▶ _Task goal_:
Identify all lines in the data containing the string "光反应强度降低". Copy them out.

---------- Source data

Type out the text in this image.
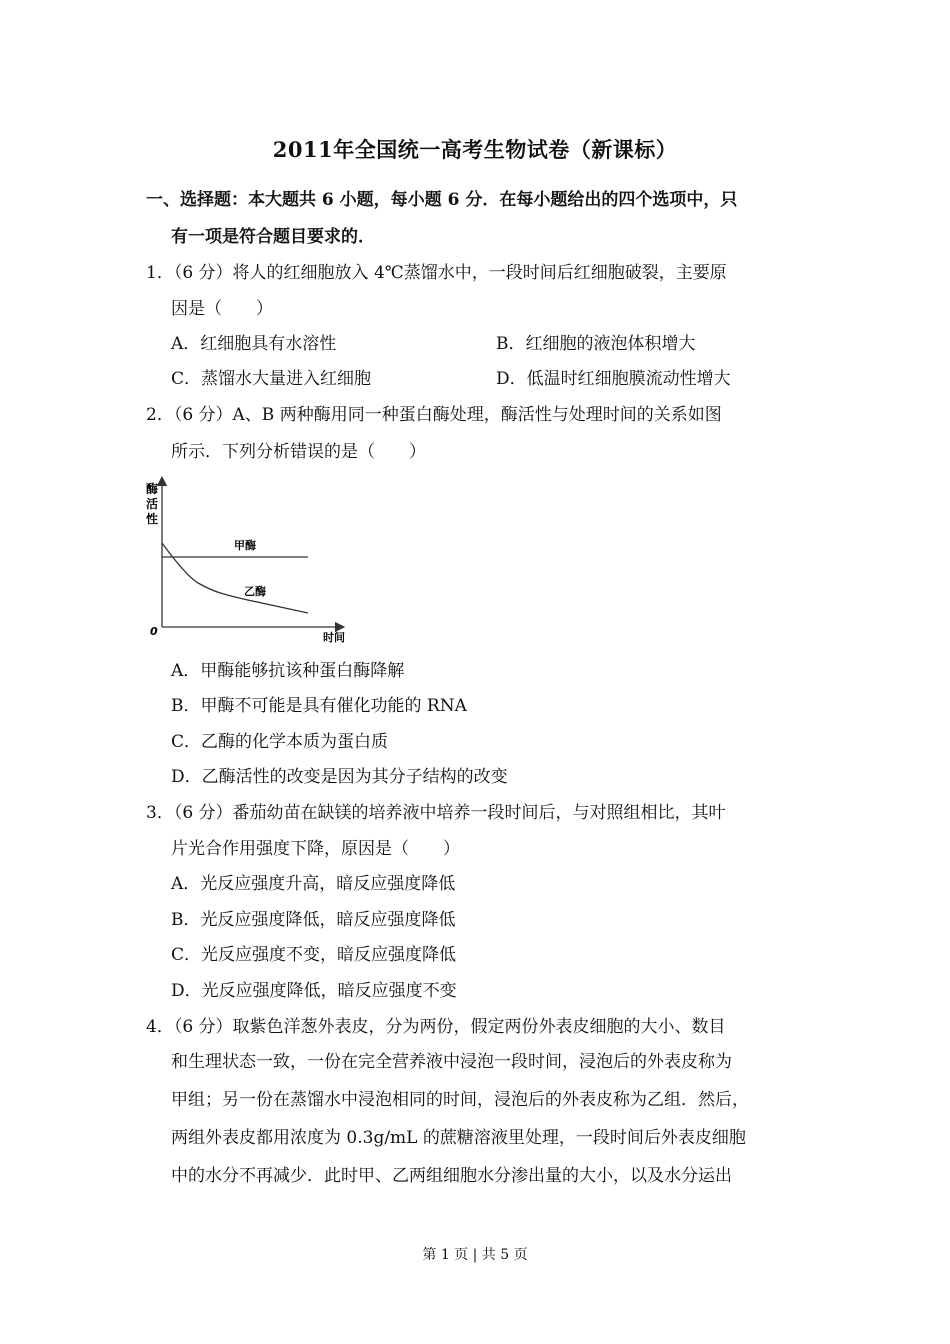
2011年全国统一高考生物试卷（新课标）
一、选择题：本大题共 6 小题，每小题 6 分．在每小题给出的四个选项中，只
有一项是符合题目要求的．
1．（6 分）将人的红细胞放入 4℃蒸馏水中，一段时间后红细胞破裂，主要原
因是（　　）
A．红细胞具有水溶性	B．红细胞的液泡体积增大
C．蒸馏水大量进入红细胞	D．低温时红细胞膜流动性增大
2．（6 分）A、B 两种酶用同一种蛋白酶处理，酶活性与处理时间的关系如图
所示．下列分析错误的是（　　）
酶
活
性
时间
0
甲酶
乙酶
A．甲酶能够抗该种蛋白酶降解
B．甲酶不可能是具有催化功能的 RNA
C．乙酶的化学本质为蛋白质
D．乙酶活性的改变是因为其分子结构的改变
3．（6 分）番茄幼苗在缺镁的培养液中培养一段时间后，与对照组相比，其叶
片光合作用强度下降，原因是（　　）
A．光反应强度升高，暗反应强度降低
B．光反应强度降低，暗反应强度降低
C．光反应强度不变，暗反应强度降低
D．光反应强度降低，暗反应强度不变
4．（6 分）取紫色洋葱外表皮，分为两份，假定两份外表皮细胞的大小、数目
和生理状态一致，一份在完全营养液中浸泡一段时间，浸泡后的外表皮称为
甲组；另一份在蒸馏水中浸泡相同的时间，浸泡后的外表皮称为乙组．然后，
两组外表皮都用浓度为 0.3g/mL 的蔗糖溶液里处理，一段时间后外表皮细胞
中的水分不再减少．此时甲、乙两组细胞水分渗出量的大小，以及水分运出
第 1 页 | 共 5 页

--------------------

▶ _Result for this exercise_:
B．光反应强度降低，暗反应强度降低
D．光反应强度降低，暗反应强度不变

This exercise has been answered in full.